Records excerpted from a collection
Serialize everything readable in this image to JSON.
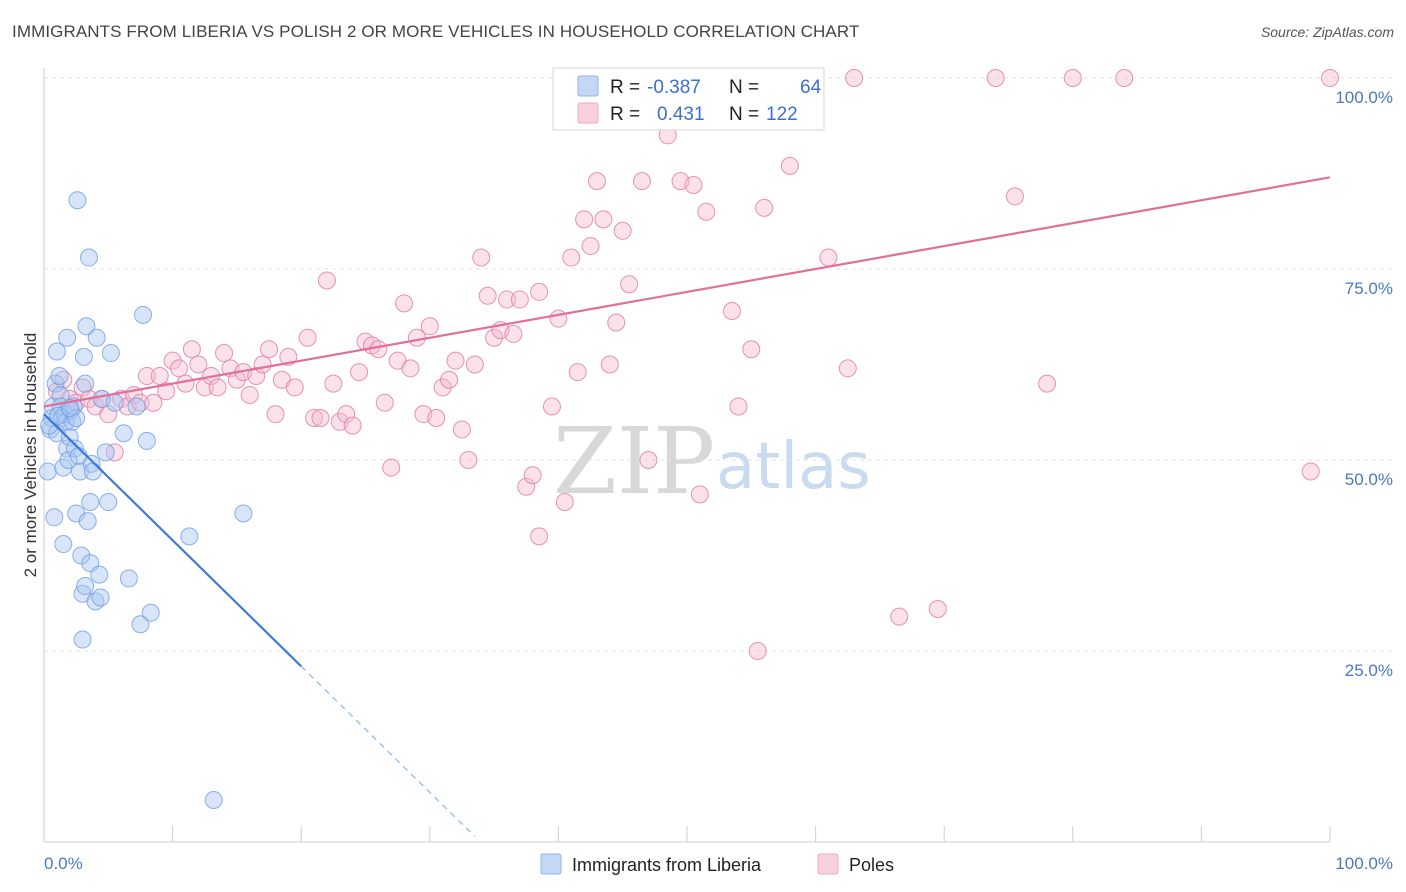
{
  "header": {
    "title": "IMMIGRANTS FROM LIBERIA VS POLISH 2 OR MORE VEHICLES IN HOUSEHOLD CORRELATION CHART",
    "source": "Source: ZipAtlas.com"
  },
  "watermark": {
    "zip": "ZIP",
    "atlas": "atlas"
  },
  "legend_box": {
    "rows": [
      {
        "r_label": "R =",
        "r_value": "-0.387",
        "n_label": "N =",
        "n_value": "64",
        "color": "#8fb4ee"
      },
      {
        "r_label": "R =",
        "r_value": "0.431",
        "n_label": "N =",
        "n_value": "122",
        "color": "#f2a8c2"
      }
    ]
  },
  "bottom_legend": [
    {
      "label": "Immigrants from Liberia",
      "color": "#8fb4ee"
    },
    {
      "label": "Poles",
      "color": "#f2a8c2"
    }
  ],
  "chart_data": {
    "type": "scatter",
    "title": "IMMIGRANTS FROM LIBERIA VS POLISH 2 OR MORE VEHICLES IN HOUSEHOLD CORRELATION CHART",
    "xlabel": "",
    "ylabel": "2 or more Vehicles in Household",
    "xlim": [
      0,
      100
    ],
    "ylim": [
      0,
      100
    ],
    "x_tick_labels": [
      {
        "value": 0,
        "label": "0.0%"
      },
      {
        "value": 100,
        "label": "100.0%"
      }
    ],
    "y_tick_labels": [
      {
        "value": 25,
        "label": "25.0%"
      },
      {
        "value": 50,
        "label": "50.0%"
      },
      {
        "value": 75,
        "label": "75.0%"
      },
      {
        "value": 100,
        "label": "100.0%"
      }
    ],
    "grid": true,
    "legend_position": "bottom",
    "series": [
      {
        "name": "Immigrants from Liberia",
        "color": "#6f9de6",
        "fill": "#a9c6f1",
        "R": -0.387,
        "N": 64,
        "trend": {
          "x0": 0.0,
          "y0": 56.0,
          "x1": 20.0,
          "y1": 23.0,
          "dash_to_x": 33.5
        },
        "points": [
          [
            0.3,
            48.5
          ],
          [
            0.5,
            54.0
          ],
          [
            0.6,
            55.5
          ],
          [
            0.7,
            57.0
          ],
          [
            0.8,
            42.5
          ],
          [
            0.9,
            60.0
          ],
          [
            1.0,
            64.2
          ],
          [
            1.0,
            53.5
          ],
          [
            1.2,
            61.0
          ],
          [
            1.3,
            58.5
          ],
          [
            1.3,
            57.0
          ],
          [
            1.4,
            55.5
          ],
          [
            1.5,
            49.0
          ],
          [
            1.5,
            39.0
          ],
          [
            1.6,
            56.0
          ],
          [
            1.7,
            55.0
          ],
          [
            1.8,
            51.5
          ],
          [
            1.8,
            66.0
          ],
          [
            1.9,
            50.0
          ],
          [
            2.0,
            53.0
          ],
          [
            2.1,
            56.5
          ],
          [
            2.2,
            55.0
          ],
          [
            2.3,
            57.0
          ],
          [
            2.4,
            51.5
          ],
          [
            2.5,
            55.5
          ],
          [
            2.5,
            43.0
          ],
          [
            2.6,
            84.0
          ],
          [
            2.7,
            50.5
          ],
          [
            2.8,
            48.5
          ],
          [
            2.9,
            37.5
          ],
          [
            3.0,
            32.5
          ],
          [
            3.0,
            26.5
          ],
          [
            3.1,
            63.5
          ],
          [
            3.2,
            60.0
          ],
          [
            3.2,
            33.5
          ],
          [
            3.3,
            67.5
          ],
          [
            3.4,
            42.0
          ],
          [
            3.5,
            76.5
          ],
          [
            3.6,
            44.5
          ],
          [
            3.6,
            36.5
          ],
          [
            3.7,
            49.5
          ],
          [
            3.8,
            48.5
          ],
          [
            4.0,
            31.5
          ],
          [
            4.1,
            66.0
          ],
          [
            4.3,
            35.0
          ],
          [
            4.4,
            32.0
          ],
          [
            4.5,
            58.0
          ],
          [
            4.8,
            51.0
          ],
          [
            5.0,
            44.5
          ],
          [
            5.2,
            64.0
          ],
          [
            5.5,
            57.5
          ],
          [
            6.2,
            53.5
          ],
          [
            6.6,
            34.5
          ],
          [
            7.2,
            57.0
          ],
          [
            7.5,
            28.5
          ],
          [
            7.7,
            69.0
          ],
          [
            8.0,
            52.5
          ],
          [
            8.3,
            30.0
          ],
          [
            11.3,
            40.0
          ],
          [
            13.2,
            5.5
          ],
          [
            15.5,
            43.0
          ],
          [
            0.4,
            54.5
          ],
          [
            1.1,
            55.8
          ],
          [
            2.0,
            56.8
          ]
        ]
      },
      {
        "name": "Poles",
        "color": "#e07aa0",
        "fill": "#f5bdd0",
        "R": 0.431,
        "N": 122,
        "trend": {
          "x0": 0.0,
          "y0": 57.0,
          "x1": 100.0,
          "y1": 87.0
        },
        "points": [
          [
            1.0,
            59.0
          ],
          [
            1.5,
            60.5
          ],
          [
            2.0,
            58.0
          ],
          [
            2.5,
            57.5
          ],
          [
            3.0,
            59.5
          ],
          [
            3.5,
            58.0
          ],
          [
            4.0,
            57.0
          ],
          [
            4.5,
            58.0
          ],
          [
            5.0,
            56.0
          ],
          [
            5.5,
            51.0
          ],
          [
            6.0,
            58.0
          ],
          [
            6.5,
            57.0
          ],
          [
            7.0,
            58.5
          ],
          [
            7.5,
            57.5
          ],
          [
            8.0,
            61.0
          ],
          [
            8.5,
            57.5
          ],
          [
            9.0,
            61.0
          ],
          [
            9.5,
            59.0
          ],
          [
            10.0,
            63.0
          ],
          [
            10.5,
            62.0
          ],
          [
            11.0,
            60.0
          ],
          [
            11.5,
            64.5
          ],
          [
            12.0,
            62.5
          ],
          [
            12.5,
            59.5
          ],
          [
            13.0,
            61.0
          ],
          [
            13.5,
            59.5
          ],
          [
            14.0,
            64.0
          ],
          [
            14.5,
            62.0
          ],
          [
            15.0,
            60.5
          ],
          [
            15.5,
            61.5
          ],
          [
            16.0,
            58.5
          ],
          [
            16.5,
            61.0
          ],
          [
            17.0,
            62.5
          ],
          [
            17.5,
            64.5
          ],
          [
            18.0,
            56.0
          ],
          [
            18.5,
            60.5
          ],
          [
            19.0,
            63.5
          ],
          [
            19.5,
            59.5
          ],
          [
            20.5,
            66.0
          ],
          [
            21.0,
            55.5
          ],
          [
            21.5,
            55.5
          ],
          [
            22.0,
            73.5
          ],
          [
            22.5,
            60.0
          ],
          [
            23.0,
            55.0
          ],
          [
            23.5,
            56.0
          ],
          [
            24.0,
            54.5
          ],
          [
            24.5,
            61.5
          ],
          [
            25.0,
            65.5
          ],
          [
            25.5,
            65.0
          ],
          [
            26.0,
            64.5
          ],
          [
            26.5,
            57.5
          ],
          [
            27.0,
            49.0
          ],
          [
            27.5,
            63.0
          ],
          [
            28.0,
            70.5
          ],
          [
            28.5,
            62.0
          ],
          [
            29.0,
            66.0
          ],
          [
            29.5,
            56.0
          ],
          [
            30.0,
            67.5
          ],
          [
            30.5,
            55.5
          ],
          [
            31.0,
            59.5
          ],
          [
            31.5,
            60.5
          ],
          [
            32.0,
            63.0
          ],
          [
            32.5,
            54.0
          ],
          [
            33.0,
            50.0
          ],
          [
            33.5,
            62.5
          ],
          [
            34.0,
            76.5
          ],
          [
            34.5,
            71.5
          ],
          [
            35.0,
            66.0
          ],
          [
            35.5,
            67.0
          ],
          [
            36.0,
            71.0
          ],
          [
            36.5,
            66.5
          ],
          [
            37.0,
            71.0
          ],
          [
            37.5,
            46.5
          ],
          [
            38.0,
            48.0
          ],
          [
            38.5,
            72.0
          ],
          [
            38.5,
            40.0
          ],
          [
            39.5,
            57.0
          ],
          [
            40.0,
            68.5
          ],
          [
            40.5,
            44.5
          ],
          [
            41.0,
            76.5
          ],
          [
            41.5,
            61.5
          ],
          [
            42.0,
            81.5
          ],
          [
            42.5,
            78.0
          ],
          [
            43.0,
            86.5
          ],
          [
            43.5,
            81.5
          ],
          [
            44.0,
            62.5
          ],
          [
            44.5,
            68.0
          ],
          [
            45.0,
            80.0
          ],
          [
            45.5,
            73.0
          ],
          [
            46.0,
            95.0
          ],
          [
            46.5,
            86.5
          ],
          [
            47.0,
            50.0
          ],
          [
            48.0,
            100.0
          ],
          [
            48.5,
            92.5
          ],
          [
            49.5,
            86.5
          ],
          [
            50.5,
            86.0
          ],
          [
            51.0,
            45.5
          ],
          [
            51.5,
            82.5
          ],
          [
            52.0,
            100.0
          ],
          [
            53.5,
            69.5
          ],
          [
            54.0,
            57.0
          ],
          [
            55.0,
            64.5
          ],
          [
            55.5,
            25.0
          ],
          [
            56.0,
            83.0
          ],
          [
            58.0,
            88.5
          ],
          [
            61.0,
            76.5
          ],
          [
            62.5,
            62.0
          ],
          [
            63.0,
            100.0
          ],
          [
            66.5,
            29.5
          ],
          [
            69.5,
            30.5
          ],
          [
            74.0,
            100.0
          ],
          [
            75.5,
            84.5
          ],
          [
            78.0,
            60.0
          ],
          [
            80.0,
            100.0
          ],
          [
            84.0,
            100.0
          ],
          [
            98.5,
            48.5
          ],
          [
            100.0,
            100.0
          ]
        ]
      }
    ]
  }
}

### Exercise directions
In the records above, find each line that holds the word "name"; copy all such lines.

### Worked answer
        "name": "Immigrants from Liberia",
        "name": "Poles",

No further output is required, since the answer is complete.